Locate the lines that hold the string "JSON". Copy every such line.

(Collected data)
====================
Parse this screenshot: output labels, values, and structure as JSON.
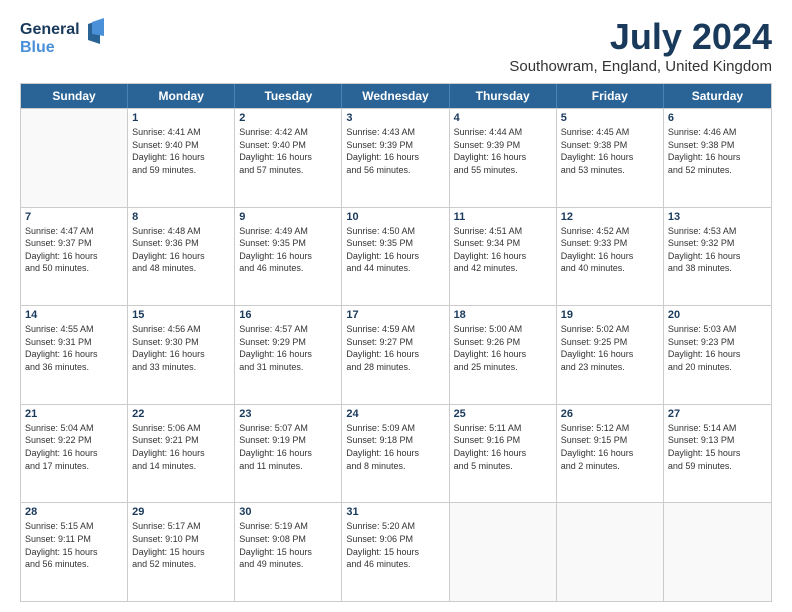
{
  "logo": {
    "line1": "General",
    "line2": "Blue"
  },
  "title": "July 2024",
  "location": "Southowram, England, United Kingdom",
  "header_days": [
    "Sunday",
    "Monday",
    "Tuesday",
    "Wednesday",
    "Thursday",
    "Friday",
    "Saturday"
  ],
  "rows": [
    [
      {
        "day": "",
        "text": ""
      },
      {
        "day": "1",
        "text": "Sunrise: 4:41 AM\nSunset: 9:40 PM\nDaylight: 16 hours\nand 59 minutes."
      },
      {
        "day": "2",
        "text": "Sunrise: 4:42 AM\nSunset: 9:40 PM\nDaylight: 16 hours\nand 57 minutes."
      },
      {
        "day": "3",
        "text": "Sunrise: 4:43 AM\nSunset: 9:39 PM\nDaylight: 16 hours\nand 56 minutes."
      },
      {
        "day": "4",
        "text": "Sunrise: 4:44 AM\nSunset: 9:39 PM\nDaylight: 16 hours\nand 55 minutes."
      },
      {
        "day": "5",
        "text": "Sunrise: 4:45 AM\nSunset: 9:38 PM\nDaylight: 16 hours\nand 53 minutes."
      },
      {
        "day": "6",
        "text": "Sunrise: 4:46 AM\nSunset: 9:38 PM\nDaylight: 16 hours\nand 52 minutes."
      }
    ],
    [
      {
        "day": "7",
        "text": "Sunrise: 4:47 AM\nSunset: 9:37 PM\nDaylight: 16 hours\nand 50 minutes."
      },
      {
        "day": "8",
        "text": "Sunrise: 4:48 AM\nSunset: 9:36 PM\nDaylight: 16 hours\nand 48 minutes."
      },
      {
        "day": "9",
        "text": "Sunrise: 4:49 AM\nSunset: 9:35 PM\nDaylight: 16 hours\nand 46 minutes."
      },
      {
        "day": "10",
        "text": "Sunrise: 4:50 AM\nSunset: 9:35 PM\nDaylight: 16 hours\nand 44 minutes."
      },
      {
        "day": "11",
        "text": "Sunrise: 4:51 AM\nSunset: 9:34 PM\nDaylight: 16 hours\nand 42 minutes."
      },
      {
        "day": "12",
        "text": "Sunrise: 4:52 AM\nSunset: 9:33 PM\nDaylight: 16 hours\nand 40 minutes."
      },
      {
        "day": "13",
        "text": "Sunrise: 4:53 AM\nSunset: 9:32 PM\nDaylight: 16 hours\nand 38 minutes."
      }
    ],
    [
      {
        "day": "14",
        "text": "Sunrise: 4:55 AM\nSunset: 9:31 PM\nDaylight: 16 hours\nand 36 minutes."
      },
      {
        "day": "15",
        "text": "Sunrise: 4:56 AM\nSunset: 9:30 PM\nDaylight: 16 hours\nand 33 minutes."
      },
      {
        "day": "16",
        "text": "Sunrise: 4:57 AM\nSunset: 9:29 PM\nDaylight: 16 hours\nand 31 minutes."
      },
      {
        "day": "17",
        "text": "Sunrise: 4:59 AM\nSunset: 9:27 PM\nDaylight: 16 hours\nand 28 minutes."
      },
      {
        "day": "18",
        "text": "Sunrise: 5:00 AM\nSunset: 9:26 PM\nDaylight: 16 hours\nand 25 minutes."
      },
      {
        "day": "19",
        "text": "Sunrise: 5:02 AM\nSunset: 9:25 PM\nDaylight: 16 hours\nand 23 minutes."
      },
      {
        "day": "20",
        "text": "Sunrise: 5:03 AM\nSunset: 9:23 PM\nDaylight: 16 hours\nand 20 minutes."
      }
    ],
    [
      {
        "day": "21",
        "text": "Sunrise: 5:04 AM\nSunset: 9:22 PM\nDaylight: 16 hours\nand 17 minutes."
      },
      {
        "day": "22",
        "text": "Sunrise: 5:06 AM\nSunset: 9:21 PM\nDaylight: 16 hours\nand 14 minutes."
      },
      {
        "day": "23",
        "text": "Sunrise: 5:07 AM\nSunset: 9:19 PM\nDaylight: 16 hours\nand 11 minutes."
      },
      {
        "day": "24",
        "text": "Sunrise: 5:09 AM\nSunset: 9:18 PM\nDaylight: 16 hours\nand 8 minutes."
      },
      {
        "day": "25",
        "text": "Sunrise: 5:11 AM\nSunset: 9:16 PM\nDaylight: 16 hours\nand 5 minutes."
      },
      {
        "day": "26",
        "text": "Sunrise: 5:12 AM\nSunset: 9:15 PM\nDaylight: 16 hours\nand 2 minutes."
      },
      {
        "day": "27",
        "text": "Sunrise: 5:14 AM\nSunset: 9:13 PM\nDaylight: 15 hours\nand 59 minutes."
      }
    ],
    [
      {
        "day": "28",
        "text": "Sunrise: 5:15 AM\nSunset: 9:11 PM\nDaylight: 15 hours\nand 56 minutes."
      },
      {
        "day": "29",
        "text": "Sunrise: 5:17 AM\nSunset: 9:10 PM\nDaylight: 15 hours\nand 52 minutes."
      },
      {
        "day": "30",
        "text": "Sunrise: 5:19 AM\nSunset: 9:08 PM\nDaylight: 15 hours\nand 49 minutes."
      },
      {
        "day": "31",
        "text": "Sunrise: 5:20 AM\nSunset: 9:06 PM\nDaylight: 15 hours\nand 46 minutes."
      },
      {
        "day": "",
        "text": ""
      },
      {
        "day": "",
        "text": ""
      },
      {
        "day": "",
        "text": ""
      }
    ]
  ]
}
====================
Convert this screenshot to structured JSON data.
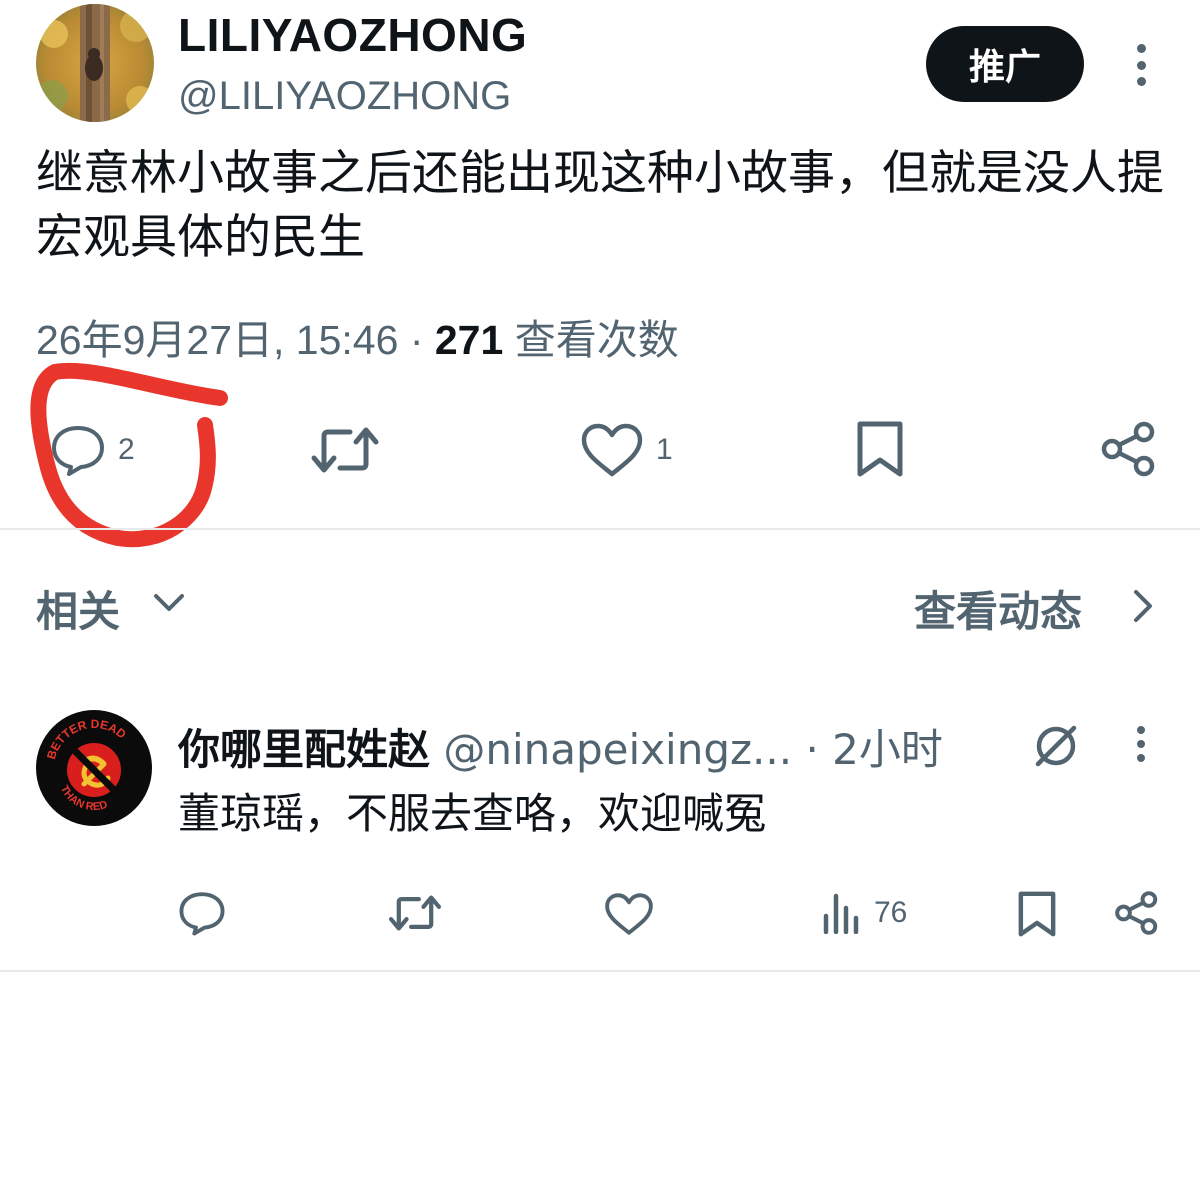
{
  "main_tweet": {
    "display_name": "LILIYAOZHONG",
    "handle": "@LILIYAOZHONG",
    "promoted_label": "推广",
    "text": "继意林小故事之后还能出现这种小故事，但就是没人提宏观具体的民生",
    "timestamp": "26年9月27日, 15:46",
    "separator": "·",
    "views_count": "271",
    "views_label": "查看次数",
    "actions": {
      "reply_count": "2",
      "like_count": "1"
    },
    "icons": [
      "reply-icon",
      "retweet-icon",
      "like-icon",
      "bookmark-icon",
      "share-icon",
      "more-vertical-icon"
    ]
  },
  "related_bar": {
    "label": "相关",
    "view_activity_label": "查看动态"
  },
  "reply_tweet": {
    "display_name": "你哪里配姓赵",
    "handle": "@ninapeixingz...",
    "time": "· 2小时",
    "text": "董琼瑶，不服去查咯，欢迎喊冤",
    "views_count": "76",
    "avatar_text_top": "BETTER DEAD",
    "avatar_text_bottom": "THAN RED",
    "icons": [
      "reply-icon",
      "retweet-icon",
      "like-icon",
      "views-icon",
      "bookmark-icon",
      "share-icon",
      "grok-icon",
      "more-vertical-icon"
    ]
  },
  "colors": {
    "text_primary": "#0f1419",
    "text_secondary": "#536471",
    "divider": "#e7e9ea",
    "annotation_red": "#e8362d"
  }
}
====================
▶ [Answer below]
Parse this screenshot: output labels, values, and structure as JSON.
Convert this screenshot to structured JSON data.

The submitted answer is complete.